### [YOUR INSTRUCTIONS]
Pictures do not belong in the copy. Return all of the entries exactly.

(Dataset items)
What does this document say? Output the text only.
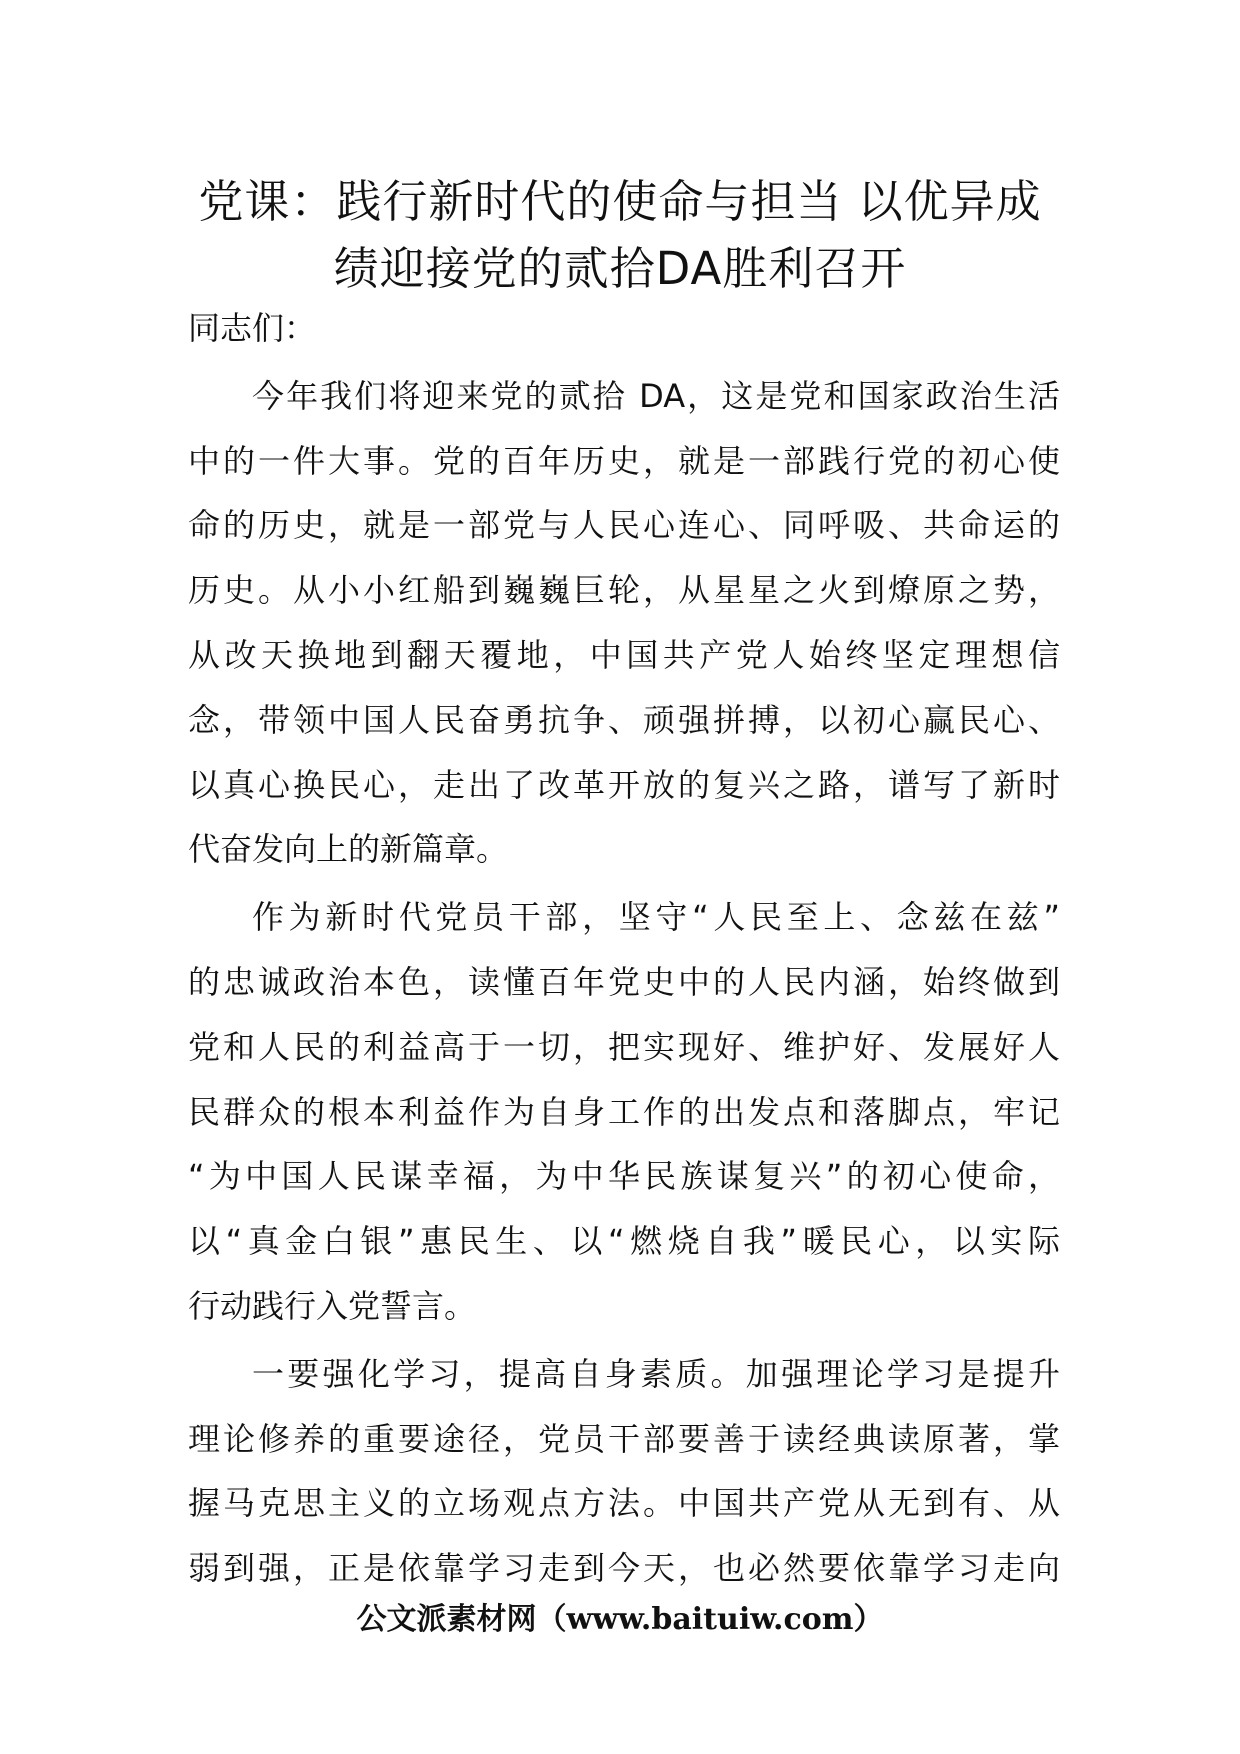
党课：践行新时代的使命与担当 以优异成
绩迎接党的贰拾DA胜利召开
同志们：
今年我们将迎来党的贰拾 DA，这是党和国家政治生活
中的一件大事。党的百年历史，就是一部践行党的初心使
命的历史，就是一部党与人民心连心、同呼吸、共命运的
历史。从小小红船到巍巍巨轮，从星星之火到燎原之势，
从改天换地到翻天覆地，中国共产党人始终坚定理想信
念，带领中国人民奋勇抗争、顽强拼搏，以初心赢民心、
以真心换民心，走出了改革开放的复兴之路，谱写了新时
代奋发向上的新篇章。
作为新时代党员干部，坚守“人民至上、念兹在兹”
的忠诚政治本色，读懂百年党史中的人民内涵，始终做到
党和人民的利益高于一切，把实现好、维护好、发展好人
民群众的根本利益作为自身工作的出发点和落脚点，牢记
“为中国人民谋幸福，为中华民族谋复兴”的初心使命，
以“真金白银”惠民生、以“燃烧自我”暖民心，以实际
行动践行入党誓言。
一要强化学习，提高自身素质。加强理论学习是提升
理论修养的重要途径，党员干部要善于读经典读原著，掌
握马克思主义的立场观点方法。中国共产党从无到有、从
弱到强，正是依靠学习走到今天，也必然要依靠学习走向
公文派素材网（www.baituiw.com）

### [COMPLETE ANSWER]
What does this document say? Output the text only.
党课：践行新时代的使命与担当 以优异成
绩迎接党的贰拾DA胜利召开
同志们：
今年我们将迎来党的贰拾 DA，这是党和国家政治生活
中的一件大事。党的百年历史，就是一部践行党的初心使
命的历史，就是一部党与人民心连心、同呼吸、共命运的
历史。从小小红船到巍巍巨轮，从星星之火到燎原之势，
从改天换地到翻天覆地，中国共产党人始终坚定理想信
念，带领中国人民奋勇抗争、顽强拼搏，以初心赢民心、
以真心换民心，走出了改革开放的复兴之路，谱写了新时
代奋发向上的新篇章。
作为新时代党员干部，坚守“人民至上、念兹在兹”
的忠诚政治本色，读懂百年党史中的人民内涵，始终做到
党和人民的利益高于一切，把实现好、维护好、发展好人
民群众的根本利益作为自身工作的出发点和落脚点，牢记
“为中国人民谋幸福，为中华民族谋复兴”的初心使命，
以“真金白银”惠民生、以“燃烧自我”暖民心，以实际
行动践行入党誓言。
一要强化学习，提高自身素质。加强理论学习是提升
理论修养的重要途径，党员干部要善于读经典读原著，掌
握马克思主义的立场观点方法。中国共产党从无到有、从
弱到强，正是依靠学习走到今天，也必然要依靠学习走向
公文派素材网（www.baituiw.com）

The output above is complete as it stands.